--- Exercise instructions ---
Extract exactly the range of lines bounded by the line containing "Transcribe the text in this document." and the final line of the listing, both ends included, and no other lines.

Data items
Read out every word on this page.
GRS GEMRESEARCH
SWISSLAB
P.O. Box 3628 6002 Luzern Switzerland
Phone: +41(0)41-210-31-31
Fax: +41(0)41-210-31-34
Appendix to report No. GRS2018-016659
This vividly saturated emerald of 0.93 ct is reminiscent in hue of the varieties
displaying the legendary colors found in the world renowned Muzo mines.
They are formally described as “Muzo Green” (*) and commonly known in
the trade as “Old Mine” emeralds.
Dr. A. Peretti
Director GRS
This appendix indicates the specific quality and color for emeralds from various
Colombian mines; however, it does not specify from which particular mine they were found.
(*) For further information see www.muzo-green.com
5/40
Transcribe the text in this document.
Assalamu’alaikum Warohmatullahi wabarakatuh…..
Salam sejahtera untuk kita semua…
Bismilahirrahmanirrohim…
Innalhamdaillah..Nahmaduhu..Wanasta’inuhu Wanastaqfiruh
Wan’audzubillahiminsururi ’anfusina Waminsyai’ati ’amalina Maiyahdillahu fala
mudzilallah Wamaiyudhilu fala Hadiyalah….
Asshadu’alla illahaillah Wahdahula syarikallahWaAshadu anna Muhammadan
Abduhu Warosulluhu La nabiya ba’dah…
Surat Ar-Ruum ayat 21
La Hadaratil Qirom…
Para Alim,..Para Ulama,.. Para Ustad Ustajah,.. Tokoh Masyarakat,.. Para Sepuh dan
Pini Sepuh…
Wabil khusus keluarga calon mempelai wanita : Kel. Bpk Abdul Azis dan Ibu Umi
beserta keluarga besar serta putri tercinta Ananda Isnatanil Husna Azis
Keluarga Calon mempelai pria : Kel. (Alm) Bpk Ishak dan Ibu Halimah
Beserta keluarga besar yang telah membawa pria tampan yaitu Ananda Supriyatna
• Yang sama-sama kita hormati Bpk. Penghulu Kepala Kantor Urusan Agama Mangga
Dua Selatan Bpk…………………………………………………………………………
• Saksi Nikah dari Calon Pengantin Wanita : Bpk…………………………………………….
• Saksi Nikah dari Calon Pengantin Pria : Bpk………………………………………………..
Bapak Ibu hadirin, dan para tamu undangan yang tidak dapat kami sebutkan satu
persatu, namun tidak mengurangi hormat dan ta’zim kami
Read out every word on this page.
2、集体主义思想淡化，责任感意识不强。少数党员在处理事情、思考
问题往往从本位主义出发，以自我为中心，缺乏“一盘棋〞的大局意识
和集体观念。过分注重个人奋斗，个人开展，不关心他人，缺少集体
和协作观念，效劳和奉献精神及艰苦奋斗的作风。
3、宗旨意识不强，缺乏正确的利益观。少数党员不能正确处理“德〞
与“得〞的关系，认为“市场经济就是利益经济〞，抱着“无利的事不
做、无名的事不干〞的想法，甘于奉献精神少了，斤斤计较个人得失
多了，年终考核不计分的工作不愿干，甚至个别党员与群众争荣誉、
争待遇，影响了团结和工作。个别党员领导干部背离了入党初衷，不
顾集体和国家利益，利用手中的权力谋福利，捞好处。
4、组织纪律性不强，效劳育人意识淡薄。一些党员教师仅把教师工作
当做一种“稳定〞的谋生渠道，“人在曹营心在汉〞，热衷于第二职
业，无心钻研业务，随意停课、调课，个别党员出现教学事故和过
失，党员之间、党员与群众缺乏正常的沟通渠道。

--- Full answer ---
Transcribe the text in this document.
Assalamu’alaikum Warohmatullahi wabarakatuh…..
Salam sejahtera untuk kita semua…
Bismilahirrahmanirrohim…
Innalhamdaillah..Nahmaduhu..Wanasta’inuhu Wanastaqfiruh
Wan’audzubillahiminsururi ’anfusina Waminsyai’ati ’amalina Maiyahdillahu fala
mudzilallah Wamaiyudhilu fala Hadiyalah….
Asshadu’alla illahaillah Wahdahula syarikallahWaAshadu anna Muhammadan
Abduhu Warosulluhu La nabiya ba’dah…
Surat Ar-Ruum ayat 21
La Hadaratil Qirom…
Para Alim,..Para Ulama,.. Para Ustad Ustajah,.. Tokoh Masyarakat,.. Para Sepuh dan
Pini Sepuh…
Wabil khusus keluarga calon mempelai wanita : Kel. Bpk Abdul Azis dan Ibu Umi
beserta keluarga besar serta putri tercinta Ananda Isnatanil Husna Azis
Keluarga Calon mempelai pria : Kel. (Alm) Bpk Ishak dan Ibu Halimah
Beserta keluarga besar yang telah membawa pria tampan yaitu Ananda Supriyatna
• Yang sama-sama kita hormati Bpk. Penghulu Kepala Kantor Urusan Agama Mangga
Dua Selatan Bpk…………………………………………………………………………
• Saksi Nikah dari Calon Pengantin Wanita : Bpk…………………………………………….
• Saksi Nikah dari Calon Pengantin Pria : Bpk………………………………………………..
Bapak Ibu hadirin, dan para tamu undangan yang tidak dapat kami sebutkan satu
persatu, namun tidak mengurangi hormat dan ta’zim kami
Read out every word on this page.
2、集体主义思想淡化，责任感意识不强。少数党员在处理事情、思考
问题往往从本位主义出发，以自我为中心，缺乏“一盘棋〞的大局意识
和集体观念。过分注重个人奋斗，个人开展，不关心他人，缺少集体
和协作观念，效劳和奉献精神及艰苦奋斗的作风。
3、宗旨意识不强，缺乏正确的利益观。少数党员不能正确处理“德〞
与“得〞的关系，认为“市场经济就是利益经济〞，抱着“无利的事不
做、无名的事不干〞的想法，甘于奉献精神少了，斤斤计较个人得失
多了，年终考核不计分的工作不愿干，甚至个别党员与群众争荣誉、
争待遇，影响了团结和工作。个别党员领导干部背离了入党初衷，不
顾集体和国家利益，利用手中的权力谋福利，捞好处。
4、组织纪律性不强，效劳育人意识淡薄。一些党员教师仅把教师工作
当做一种“稳定〞的谋生渠道，“人在曹营心在汉〞，热衷于第二职
业，无心钻研业务，随意停课、调课，个别党员出现教学事故和过
失，党员之间、党员与群众缺乏正常的沟通渠道。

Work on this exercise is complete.